Return all lines in the material below that contain "limit".

-- BEGIN MATERIAL FOR THE TASK --

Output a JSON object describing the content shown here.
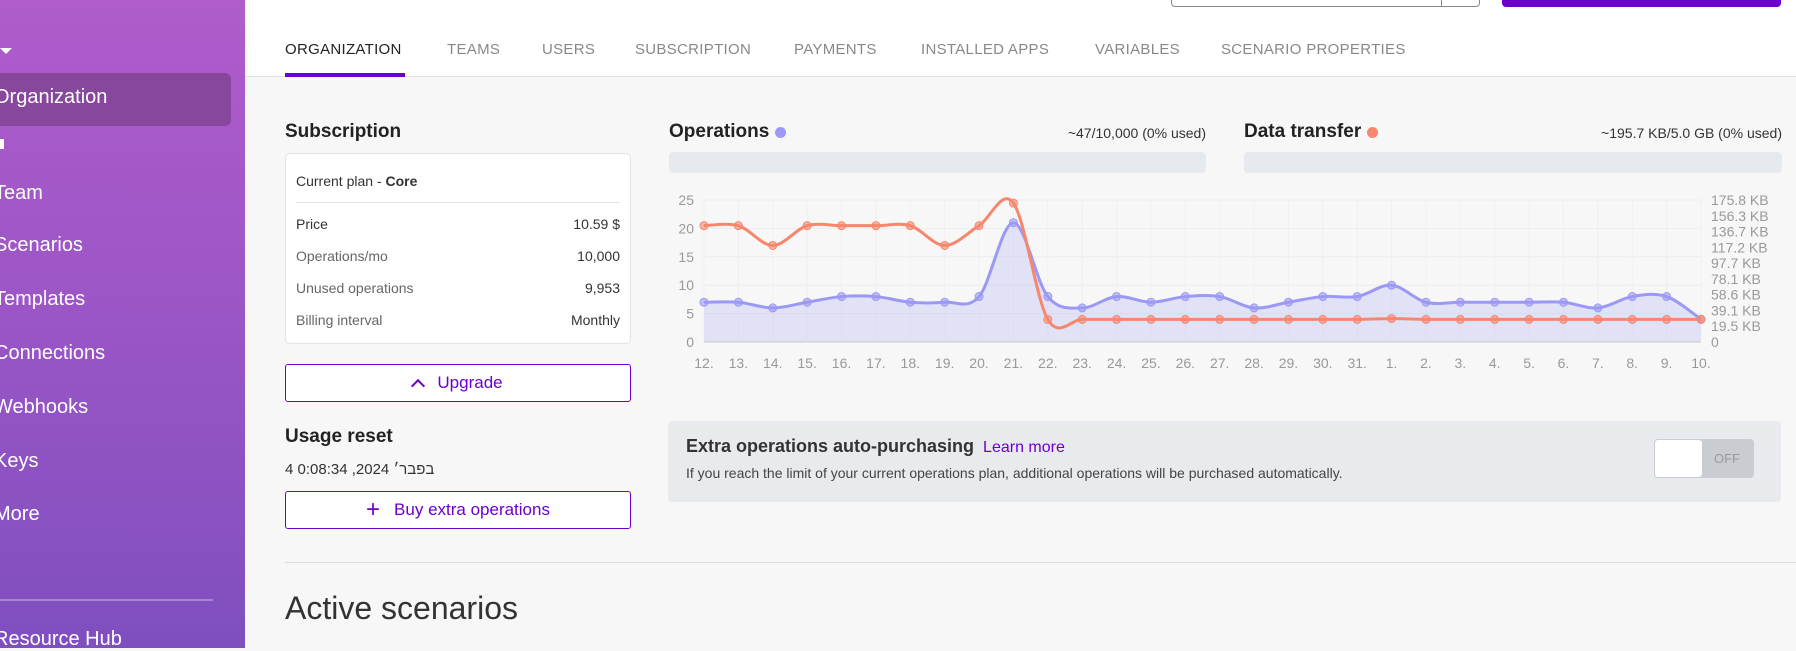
{
  "sidebar": {
    "items": [
      {
        "label": "Organization"
      },
      {
        "label": "Team"
      },
      {
        "label": "Scenarios"
      },
      {
        "label": "Templates"
      },
      {
        "label": "Connections"
      },
      {
        "label": "Webhooks"
      },
      {
        "label": "Keys"
      },
      {
        "label": "More"
      },
      {
        "label": "Resource Hub"
      }
    ]
  },
  "tabs": [
    "ORGANIZATION",
    "TEAMS",
    "USERS",
    "SUBSCRIPTION",
    "PAYMENTS",
    "INSTALLED APPS",
    "VARIABLES",
    "SCENARIO PROPERTIES"
  ],
  "subscription": {
    "title": "Subscription",
    "plan_prefix": "Current plan - ",
    "plan": "Core",
    "rows": [
      {
        "k": "Price",
        "v": "10.59 $"
      },
      {
        "k": "Operations/mo",
        "v": "10,000"
      },
      {
        "k": "Unused operations",
        "v": "9,953"
      },
      {
        "k": "Billing interval",
        "v": "Monthly"
      }
    ],
    "upgrade_label": "Upgrade"
  },
  "usage_reset": {
    "title": "Usage reset",
    "date": "4 בפבר׳ 2024, 0:08:34",
    "buy_label": "Buy extra operations"
  },
  "operations": {
    "title": "Operations",
    "usage": "~47/10,000 (0% used)",
    "color": "#9b99f5",
    "used_fraction": 0
  },
  "data_transfer": {
    "title": "Data transfer",
    "usage": "~195.7 KB/5.0 GB (0% used)",
    "color": "#f7876c",
    "used_fraction": 0
  },
  "chart_data": {
    "type": "line",
    "categories": [
      "12.",
      "13.",
      "14.",
      "15.",
      "16.",
      "17.",
      "18.",
      "19.",
      "20.",
      "21.",
      "22.",
      "23.",
      "24.",
      "25.",
      "26.",
      "27.",
      "28.",
      "29.",
      "30.",
      "31.",
      "1.",
      "2.",
      "3.",
      "4.",
      "5.",
      "6.",
      "7.",
      "8.",
      "9.",
      "10."
    ],
    "left_ylim": [
      0,
      25
    ],
    "left_ticks": [
      "0",
      "5",
      "10",
      "15",
      "20",
      "25"
    ],
    "right_ylim_kb": [
      0,
      175.8
    ],
    "right_ticks": [
      "0",
      "19.5 KB",
      "39.1 KB",
      "58.6 KB",
      "78.1 KB",
      "97.7 KB",
      "117.2 KB",
      "136.7 KB",
      "156.3 KB",
      "175.8 KB"
    ],
    "grid": true,
    "series": [
      {
        "name": "Operations",
        "axis": "left",
        "color": "#9b99f5",
        "fill": true,
        "values": [
          7,
          7,
          6,
          7,
          8,
          8,
          7,
          7,
          8,
          21,
          8,
          6,
          8,
          7,
          8,
          8,
          6,
          7,
          8,
          8,
          10,
          7,
          7,
          7,
          7,
          7,
          6,
          8,
          8,
          4
        ]
      },
      {
        "name": "Data transfer",
        "axis": "right",
        "unit": "KB",
        "color": "#f7876c",
        "values": [
          144,
          144,
          119.5,
          144,
          144,
          144,
          144,
          119.5,
          144,
          172,
          28,
          28,
          28,
          28,
          28,
          28,
          28,
          28,
          28,
          28,
          29,
          28,
          28,
          28,
          28,
          28,
          28,
          28,
          28,
          28
        ]
      }
    ]
  },
  "auto_purchase": {
    "title": "Extra operations auto-purchasing",
    "learn_more": "Learn more",
    "desc": "If you reach the limit of your current operations plan, additional operations will be purchased automatically.",
    "toggle": "OFF"
  },
  "active_scenarios": {
    "title": "Active scenarios"
  }
}
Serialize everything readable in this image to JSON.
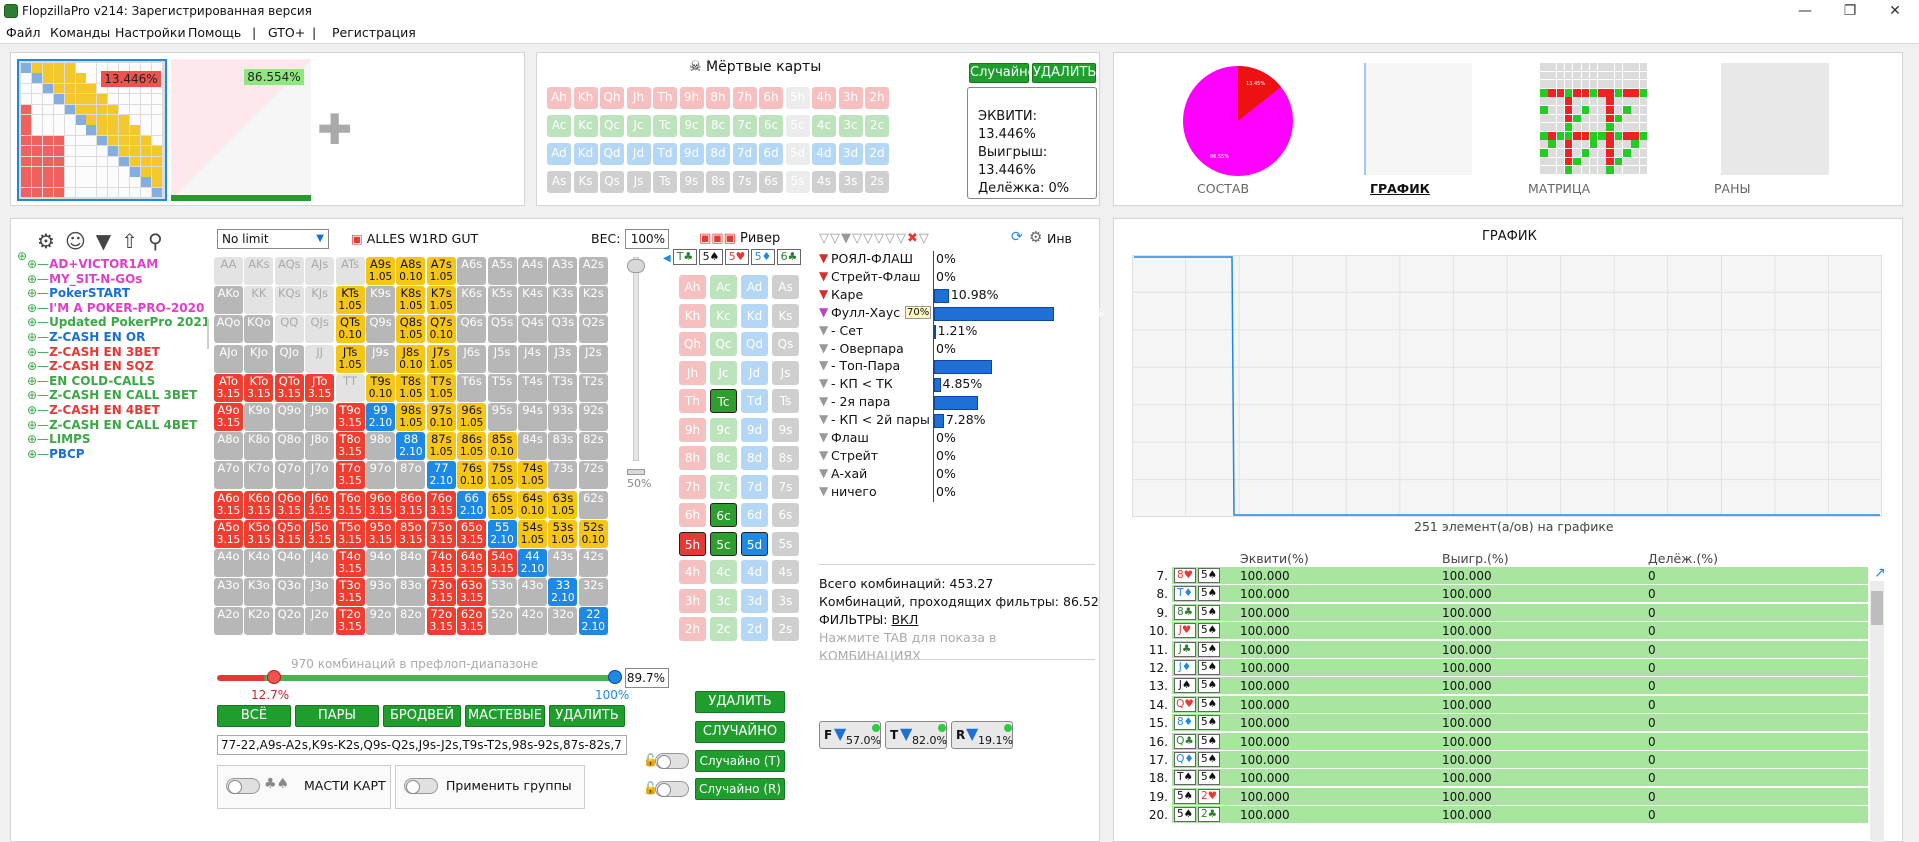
{
  "titlebar": {
    "title": "FlopzillaPro v214: Зарегистрированная версия"
  },
  "menu": [
    "Файл",
    "Команды",
    "Настройки",
    "Помощь",
    "|",
    "GTO+",
    "|",
    "Регистрация"
  ],
  "ranges": {
    "pct1": "13.446%",
    "pct2": "86.554%"
  },
  "dead": {
    "title": "Мёртвые карты",
    "random": "Случайно",
    "delete": "УДАЛИТЬ",
    "rows": [
      [
        "Ah",
        "Kh",
        "Qh",
        "Jh",
        "Th",
        "9h",
        "8h",
        "7h",
        "6h",
        "5h",
        "4h",
        "3h",
        "2h"
      ],
      [
        "Ac",
        "Kc",
        "Qc",
        "Jc",
        "Tc",
        "9c",
        "8c",
        "7c",
        "6c",
        "5c",
        "4c",
        "3c",
        "2c"
      ],
      [
        "Ad",
        "Kd",
        "Qd",
        "Jd",
        "Td",
        "9d",
        "8d",
        "7d",
        "6d",
        "5d",
        "4d",
        "3d",
        "2d"
      ],
      [
        "As",
        "Ks",
        "Qs",
        "Js",
        "Ts",
        "9s",
        "8s",
        "7s",
        "6s",
        "5s",
        "4s",
        "3s",
        "2s"
      ]
    ],
    "equity": "ЭКВИТИ: 13.446%",
    "win": "Выигрыш: 13.446%",
    "split": "Делёжка: 0%"
  },
  "tabs": [
    "СОСТАВ",
    "ГРАФИК",
    "МАТРИЦА",
    "РАНЫ"
  ],
  "pie": {
    "big": "86.55%",
    "small": "13.45%"
  },
  "tree": [
    {
      "label": "AD+VICTOR1AM",
      "color": "#e040c8"
    },
    {
      "label": "MY_SIT-N-GOs",
      "color": "#e040c8"
    },
    {
      "label": "PokerSTART",
      "color": "#1a6fd6"
    },
    {
      "label": "I'M A POKER-PRO-2020",
      "color": "#e040c8"
    },
    {
      "label": "Updated PokerPro 2021",
      "color": "#3aa845"
    },
    {
      "label": "Z-CASH EN OR",
      "color": "#1a6fd6"
    },
    {
      "label": "Z-CASH EN 3BET",
      "color": "#e53935"
    },
    {
      "label": "Z-CASH EN SQZ",
      "color": "#e53935"
    },
    {
      "label": "EN COLD-CALLS",
      "color": "#3aa845"
    },
    {
      "label": "Z-CASH EN CALL 3BET",
      "color": "#3aa845"
    },
    {
      "label": "Z-CASH EN 4BET",
      "color": "#e53935"
    },
    {
      "label": "Z-CASH EN CALL 4BET",
      "color": "#3aa845"
    },
    {
      "label": "LIMPS",
      "color": "#3aa845"
    },
    {
      "label": "PBCP",
      "color": "#1a6fd6"
    }
  ],
  "matrix": {
    "limit": "No limit",
    "name": "ALLES W1RD GUT",
    "weight_label": "ВЕС:",
    "weight": "100%",
    "combos_text": "970 комбинаций в префлоп-диапазоне",
    "slider_left": "12.7%",
    "slider_right": "100%",
    "slider_val": "89.7%",
    "scroll_pct": "50%",
    "btns": [
      "ВСЁ",
      "ПАРЫ",
      "БРОДВЕЙ",
      "МАСТЕВЫЕ",
      "УДАЛИТЬ"
    ],
    "range_text": "77-22,A9s-A2s,K9s-K2s,Q9s-Q2s,J9s-J2s,T9s-T2s,98s-92s,87s-82s,7",
    "suits_label": "МАСТИ КАРТ",
    "groups_label": "Применить группы"
  },
  "board": {
    "street": "Ривер",
    "cards": [
      "T♣",
      "5♠",
      "5♥",
      "5♦",
      "6♣"
    ],
    "grid": [
      [
        "Ah",
        "Ac",
        "Ad",
        "As"
      ],
      [
        "Kh",
        "Kc",
        "Kd",
        "Ks"
      ],
      [
        "Qh",
        "Qc",
        "Qd",
        "Qs"
      ],
      [
        "Jh",
        "Jc",
        "Jd",
        "Js"
      ],
      [
        "Th",
        "Tc",
        "Td",
        "Ts"
      ],
      [
        "9h",
        "9c",
        "9d",
        "9s"
      ],
      [
        "8h",
        "8c",
        "8d",
        "8s"
      ],
      [
        "7h",
        "7c",
        "7d",
        "7s"
      ],
      [
        "6h",
        "6c",
        "6d",
        "6s"
      ],
      [
        "5h",
        "5c",
        "5d",
        "5s"
      ],
      [
        "4h",
        "4c",
        "4d",
        "4s"
      ],
      [
        "3h",
        "3c",
        "3d",
        "3s"
      ],
      [
        "2h",
        "2c",
        "2d",
        "2s"
      ]
    ],
    "delete": "УДАЛИТЬ",
    "random": "СЛУЧАЙНО",
    "randomT": "Случайно (T)",
    "randomR": "Случайно (R)"
  },
  "filters": {
    "inv": "Инв",
    "items": [
      {
        "name": "РОЯЛ-ФЛАШ",
        "val": "0%",
        "pct": 0,
        "funnel": "#d32f2f"
      },
      {
        "name": "Стрейт-Флаш",
        "val": "0%",
        "pct": 0,
        "funnel": "#d32f2f"
      },
      {
        "name": "Каре",
        "val": "10.98%",
        "pct": 10.98,
        "funnel": "#d32f2f"
      },
      {
        "name": "Фулл-Хаус",
        "val": "89.02%",
        "pct": 89.02,
        "funnel": "#c040c0",
        "badge": "70%"
      },
      {
        "name": "- Сет",
        "val": "1.21%",
        "pct": 1.21,
        "funnel": "#999"
      },
      {
        "name": "- Оверпара",
        "val": "0%",
        "pct": 0,
        "funnel": "#999"
      },
      {
        "name": "- Топ-Пара",
        "val": "43.31%",
        "pct": 43.31,
        "funnel": "#999"
      },
      {
        "name": "- КП < ТК",
        "val": "4.85%",
        "pct": 4.85,
        "funnel": "#999"
      },
      {
        "name": "- 2я пара",
        "val": "32.36%",
        "pct": 32.36,
        "funnel": "#999"
      },
      {
        "name": "- КП < 2й пары",
        "val": "7.28%",
        "pct": 7.28,
        "funnel": "#999"
      },
      {
        "name": "Флаш",
        "val": "0%",
        "pct": 0,
        "funnel": "#999"
      },
      {
        "name": "Стрейт",
        "val": "0%",
        "pct": 0,
        "funnel": "#999"
      },
      {
        "name": "А-хай",
        "val": "0%",
        "pct": 0,
        "funnel": "#999"
      },
      {
        "name": "ничего",
        "val": "0%",
        "pct": 0,
        "funnel": "#999"
      }
    ],
    "total": "Всего комбинаций: 453.27",
    "passed": "Комбинаций, проходящих фильтры: 86.52",
    "filters_lbl": "ФИЛЬТРЫ:",
    "filters_on": "ВКЛ",
    "hint": "Нажмите TAB для показа в КОМБИНАЦИЯХ",
    "chips": [
      {
        "l": "F",
        "v": "57.0%"
      },
      {
        "l": "T",
        "v": "82.0%"
      },
      {
        "l": "R",
        "v": "19.1%"
      }
    ]
  },
  "graph": {
    "title": "ГРАФИК",
    "caption": "251 элемент(а/ов) на графике"
  },
  "table": {
    "headers": [
      "Эквити(%)",
      "Выигр.(%)",
      "Делёж.(%)"
    ],
    "rows": [
      {
        "n": "7.",
        "c1": "8♥",
        "c2": "5♠",
        "e": "100.000",
        "w": "100.000",
        "s": "0"
      },
      {
        "n": "8.",
        "c1": "T♦",
        "c2": "5♠",
        "e": "100.000",
        "w": "100.000",
        "s": "0"
      },
      {
        "n": "9.",
        "c1": "8♣",
        "c2": "5♠",
        "e": "100.000",
        "w": "100.000",
        "s": "0"
      },
      {
        "n": "10.",
        "c1": "J♥",
        "c2": "5♠",
        "e": "100.000",
        "w": "100.000",
        "s": "0"
      },
      {
        "n": "11.",
        "c1": "J♣",
        "c2": "5♠",
        "e": "100.000",
        "w": "100.000",
        "s": "0"
      },
      {
        "n": "12.",
        "c1": "J♦",
        "c2": "5♠",
        "e": "100.000",
        "w": "100.000",
        "s": "0"
      },
      {
        "n": "13.",
        "c1": "J♠",
        "c2": "5♠",
        "e": "100.000",
        "w": "100.000",
        "s": "0"
      },
      {
        "n": "14.",
        "c1": "Q♥",
        "c2": "5♠",
        "e": "100.000",
        "w": "100.000",
        "s": "0"
      },
      {
        "n": "15.",
        "c1": "8♦",
        "c2": "5♠",
        "e": "100.000",
        "w": "100.000",
        "s": "0"
      },
      {
        "n": "16.",
        "c1": "Q♣",
        "c2": "5♠",
        "e": "100.000",
        "w": "100.000",
        "s": "0"
      },
      {
        "n": "17.",
        "c1": "Q♦",
        "c2": "5♠",
        "e": "100.000",
        "w": "100.000",
        "s": "0"
      },
      {
        "n": "18.",
        "c1": "T♠",
        "c2": "5♠",
        "e": "100.000",
        "w": "100.000",
        "s": "0"
      },
      {
        "n": "19.",
        "c1": "5♠",
        "c2": "2♥",
        "e": "100.000",
        "w": "100.000",
        "s": "0"
      },
      {
        "n": "20.",
        "c1": "5♠",
        "c2": "2♣",
        "e": "100.000",
        "w": "100.000",
        "s": "0"
      }
    ]
  },
  "colors": {
    "green": "#1f9e2e",
    "red": "#e53935",
    "yellow": "#f5c518",
    "blue": "#1e88e5",
    "grey": "#b7b7b7"
  }
}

-- END MATERIAL FOR THE TASK --

*EXERCISE RESULT*
    "desc": "If you reach the limit of your current operations plan, additional operations will be purchased automatically.",
    "limit": "No limit",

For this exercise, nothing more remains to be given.